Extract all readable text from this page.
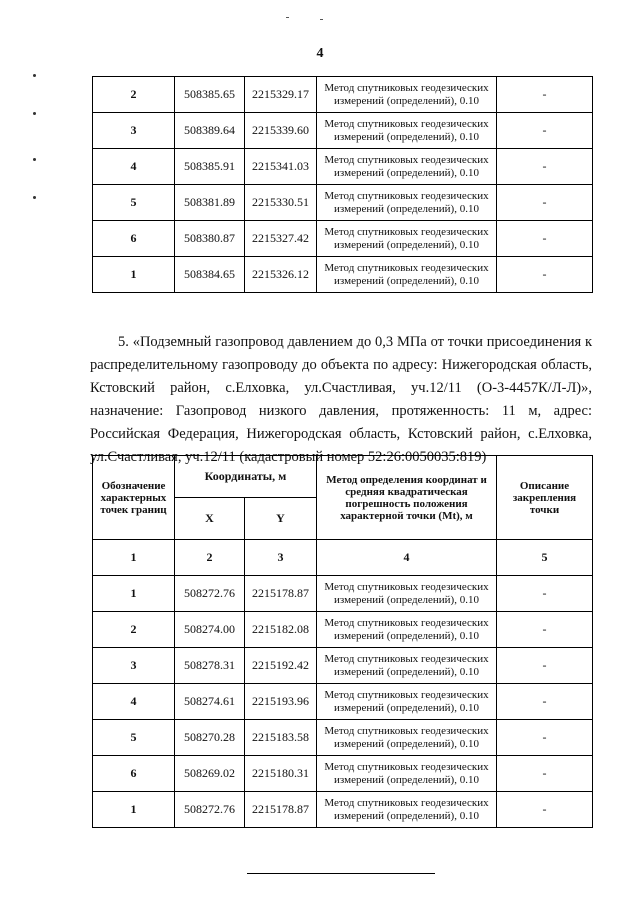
4
2	508385.65	2215329.17	Метод спутниковых геодезических измерений (определений), 0.10	-
3	508389.64	2215339.60	Метод спутниковых геодезических измерений (определений), 0.10	-
4	508385.91	2215341.03	Метод спутниковых геодезических измерений (определений), 0.10	-
5	508381.89	2215330.51	Метод спутниковых геодезических измерений (определений), 0.10	-
6	508380.87	2215327.42	Метод спутниковых геодезических измерений (определений), 0.10	-
1	508384.65	2215326.12	Метод спутниковых геодезических измерений (определений), 0.10	-

5. «Подземный газопровод давлением до 0,3 МПа от точки присоединения к распределительному газопроводу до объекта по адресу: Нижегородская область, Кстовский район, с.Елховка, ул.Счастливая, уч.12/11 (О-3-4457К/Л-Л)», назначение: Газопровод низкого давления, протяженность: 11 м, адрес: Российская Федерация, Нижегородская область, Кстовский район, с.Елховка, ул.Счастливая, уч.12/11 (кадастровый номер 52:26:0050035:819)

Обозначение характерных точек границ	Координаты, м		Метод определения координат и средняя квадратическая погрешность положения характерной точки (Mt), м	Описание закрепления точки
	X	Y		
1	2	3	4	5
1	508272.76	2215178.87	Метод спутниковых геодезических измерений (определений), 0.10	-
2	508274.00	2215182.08	Метод спутниковых геодезических измерений (определений), 0.10	-
3	508278.31	2215192.42	Метод спутниковых геодезических измерений (определений), 0.10	-
4	508274.61	2215193.96	Метод спутниковых геодезических измерений (определений), 0.10	-
5	508270.28	2215183.58	Метод спутниковых геодезических измерений (определений), 0.10	-
6	508269.02	2215180.31	Метод спутниковых геодезических измерений (определений), 0.10	-
1	508272.76	2215178.87	Метод спутниковых геодезических измерений (определений), 0.10	-
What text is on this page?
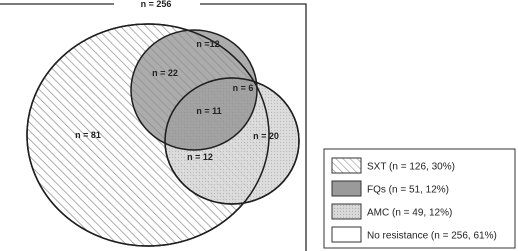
n = 256
n = 81
n = 22
n =12
n = 6
n = 11
n = 20
n = 12
SXT (n = 126, 30%)
FQs (n = 51, 12%)
AMC (n = 49, 12%)
No resistance (n = 256, 61%)
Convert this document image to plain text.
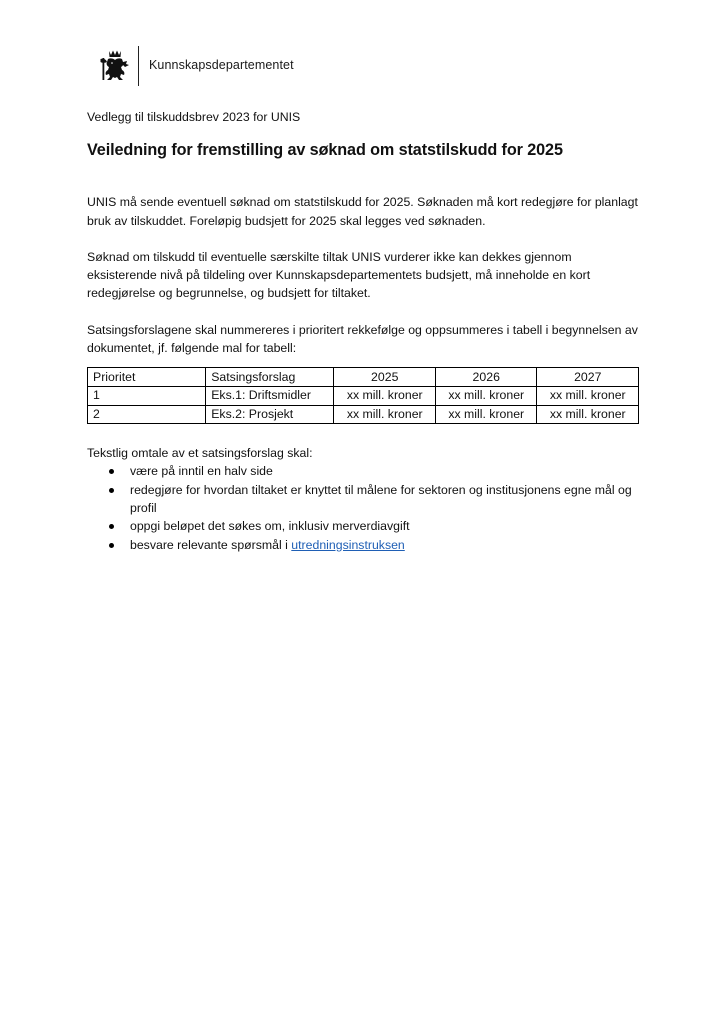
Kunnskapsdepartementet
Vedlegg til tilskuddsbrev 2023 for UNIS
Veiledning for fremstilling av søknad om statstilskudd for 2025

UNIS må sende eventuell søknad om statstilskudd for 2025. Søknaden må kort redegjøre for planlagt bruk av tilskuddet. Foreløpig budsjett for 2025 skal legges ved søknaden.

Søknad om tilskudd til eventuelle særskilte tiltak UNIS vurderer ikke kan dekkes gjennom eksisterende nivå på tildeling over Kunnskapsdepartementets budsjett, må inneholde en kort redegjørelse og begrunnelse, og budsjett for tiltaket.

Satsingsforslagene skal nummereres i prioritert rekkefølge og oppsummeres i tabell i begynnelsen av dokumentet, jf. følgende mal for tabell:

Prioritet	Satsingsforslag	2025	2026	2027
1	Eks.1: Driftsmidler	xx mill. kroner	xx mill. kroner	xx mill. kroner
2	Eks.2: Prosjekt	xx mill. kroner	xx mill. kroner	xx mill. kroner
Tekstlig omtale av et satsingsforslag skal:
være på inntil en halv side
redegjøre for hvordan tiltaket er knyttet til målene for sektoren og institusjonens egne mål og profil
oppgi beløpet det søkes om, inklusiv merverdiavgift
besvare relevante spørsmål i utredningsinstruksen
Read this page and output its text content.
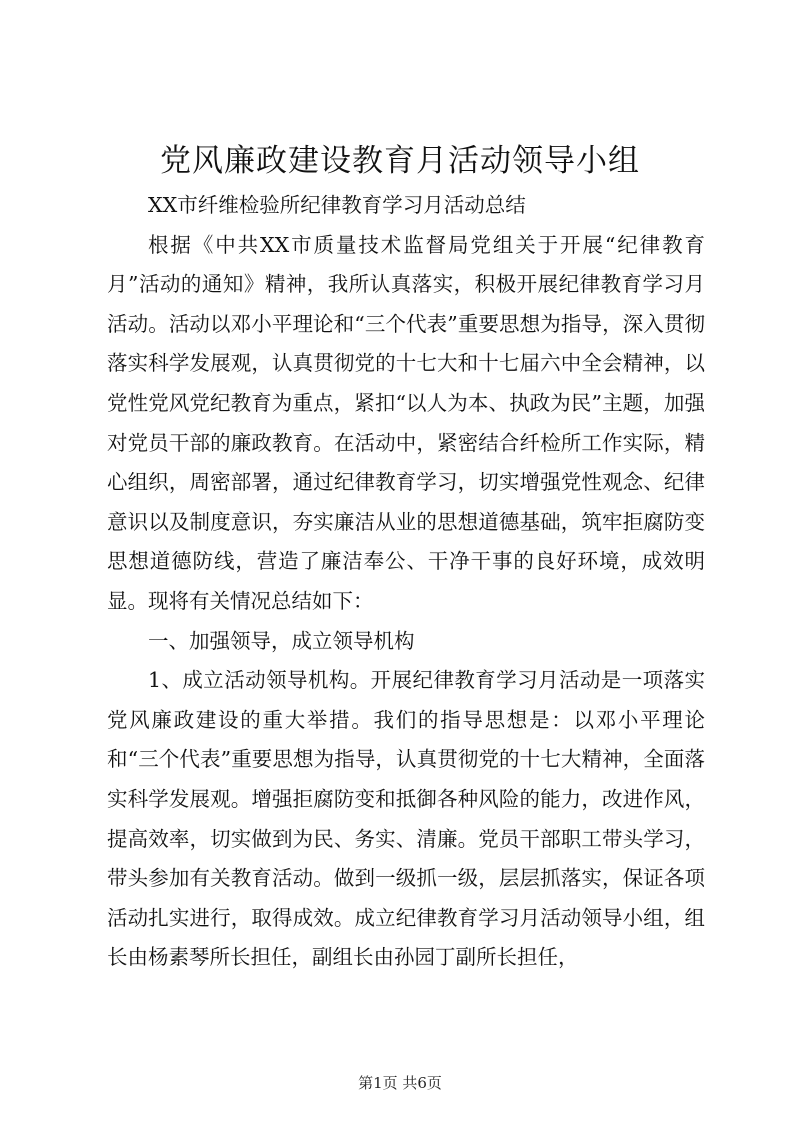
党风廉政建设教育月活动领导小组

XX市纤维检验所纪律教育学习月活动总结

根据《中共XX市质量技术监督局党组关于开展“纪律教育月”活动的通知》精神，我所认真落实，积极开展纪律教育学习月活动。活动以邓小平理论和“三个代表”重要思想为指导，深入贯彻落实科学发展观，认真贯彻党的十七大和十七届六中全会精神，以党性党风党纪教育为重点，紧扣“以人为本、执政为民”主题，加强对党员干部的廉政教育。在活动中，紧密结合纤检所工作实际，精心组织，周密部署，通过纪律教育学习，切实增强党性观念、纪律意识以及制度意识，夯实廉洁从业的思想道德基础，筑牢拒腐防变思想道德防线，营造了廉洁奉公、干净干事的良好环境，成效明显。现将有关情况总结如下：

一、加强领导，成立领导机构

1、成立活动领导机构。开展纪律教育学习月活动是一项落实党风廉政建设的重大举措。我们的指导思想是：以邓小平理论和“三个代表”重要思想为指导，认真贯彻党的十七大精神，全面落实科学发展观。增强拒腐防变和抵御各种风险的能力，改进作风，提高效率，切实做到为民、务实、清廉。党员干部职工带头学习，带头参加有关教育活动。做到一级抓一级，层层抓落实，保证各项活动扎实进行，取得成效。成立纪律教育学习月活动领导小组，组长由杨素琴所长担任，副组长由孙园丁副所长担任，

第1页 共6页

> **Written instruction**
Leave out the pictures, and give all the records again exactly.

> **Written solution**
Extract all readable text from this page.
4
2	508385.65	2215329.17	Метод спутниковых геодезических измерений (определений), 0.10	-
3	508389.64	2215339.60	Метод спутниковых геодезических измерений (определений), 0.10	-
4	508385.91	2215341.03	Метод спутниковых геодезических измерений (определений), 0.10	-
5	508381.89	2215330.51	Метод спутниковых геодезических измерений (определений), 0.10	-
6	508380.87	2215327.42	Метод спутниковых геодезических измерений (определений), 0.10	-
1	508384.65	2215326.12	Метод спутниковых геодезических измерений (определений), 0.10	-

5. «Подземный газопровод давлением до 0,3 МПа от точки присоединения к распределительному газопроводу до объекта по адресу: Нижегородская область, Кстовский район, с.Елховка, ул.Счастливая, уч.12/11 (О-3-4457К/Л-Л)», назначение: Газопровод низкого давления, протяженность: 11 м, адрес: Российская Федерация, Нижегородская область, Кстовский район, с.Елховка, ул.Счастливая, уч.12/11 (кадастровый номер 52:26:0050035:819)

Обозначение характерных точек границ	Координаты, м		Метод определения координат и средняя квадратическая погрешность положения характерной точки (Mt), м	Описание закрепления точки
	X	Y		
1	2	3	4	5
1	508272.76	2215178.87	Метод спутниковых геодезических измерений (определений), 0.10	-
2	508274.00	2215182.08	Метод спутниковых геодезических измерений (определений), 0.10	-
3	508278.31	2215192.42	Метод спутниковых геодезических измерений (определений), 0.10	-
4	508274.61	2215193.96	Метод спутниковых геодезических измерений (определений), 0.10	-
5	508270.28	2215183.58	Метод спутниковых геодезических измерений (определений), 0.10	-
6	508269.02	2215180.31	Метод спутниковых геодезических измерений (определений), 0.10	-
1	508272.76	2215178.87	Метод спутниковых геодезических измерений (определений), 0.10	-
What text is on this page?
n = 256
n = 81
n = 22
n =12
n = 6
n = 11
n = 20
n = 12
SXT (n = 126, 30%)
FQs (n = 51, 12%)
AMC (n = 49, 12%)
No resistance (n = 256, 61%)
Convert this document image to plain text.
Kunnskapsdepartementet
Vedlegg til tilskuddsbrev 2023 for UNIS
Veiledning for fremstilling av søknad om statstilskudd for 2025

UNIS må sende eventuell søknad om statstilskudd for 2025. Søknaden må kort redegjøre for planlagt bruk av tilskuddet. Foreløpig budsjett for 2025 skal legges ved søknaden.

Søknad om tilskudd til eventuelle særskilte tiltak UNIS vurderer ikke kan dekkes gjennom eksisterende nivå på tildeling over Kunnskapsdepartementets budsjett, må inneholde en kort redegjørelse og begrunnelse, og budsjett for tiltaket.

Satsingsforslagene skal nummereres i prioritert rekkefølge og oppsummeres i tabell i begynnelsen av dokumentet, jf. følgende mal for tabell:

Prioritet	Satsingsforslag	2025	2026	2027
1	Eks.1: Driftsmidler	xx mill. kroner	xx mill. kroner	xx mill. kroner
2	Eks.2: Prosjekt	xx mill. kroner	xx mill. kroner	xx mill. kroner
Tekstlig omtale av et satsingsforslag skal:
være på inntil en halv side
redegjøre for hvordan tiltaket er knyttet til målene for sektoren og institusjonens egne mål og profil
oppgi beløpet det søkes om, inklusiv merverdiavgift
besvare relevante spørsmål i utredningsinstruksen
Read this page and output its text content.
党风廉政建设教育月活动领导小组

XX市纤维检验所纪律教育学习月活动总结

根据《中共XX市质量技术监督局党组关于开展“纪律教育月”活动的通知》精神，我所认真落实，积极开展纪律教育学习月活动。活动以邓小平理论和“三个代表”重要思想为指导，深入贯彻落实科学发展观，认真贯彻党的十七大和十七届六中全会精神，以党性党风党纪教育为重点，紧扣“以人为本、执政为民”主题，加强对党员干部的廉政教育。在活动中，紧密结合纤检所工作实际，精心组织，周密部署，通过纪律教育学习，切实增强党性观念、纪律意识以及制度意识，夯实廉洁从业的思想道德基础，筑牢拒腐防变思想道德防线，营造了廉洁奉公、干净干事的良好环境，成效明显。现将有关情况总结如下：

一、加强领导，成立领导机构

1、成立活动领导机构。开展纪律教育学习月活动是一项落实党风廉政建设的重大举措。我们的指导思想是：以邓小平理论和“三个代表”重要思想为指导，认真贯彻党的十七大精神，全面落实科学发展观。增强拒腐防变和抵御各种风险的能力，改进作风，提高效率，切实做到为民、务实、清廉。党员干部职工带头学习，带头参加有关教育活动。做到一级抓一级，层层抓落实，保证各项活动扎实进行，取得成效。成立纪律教育学习月活动领导小组，组长由杨素琴所长担任，副组长由孙园丁副所长担任，

第1页 共6页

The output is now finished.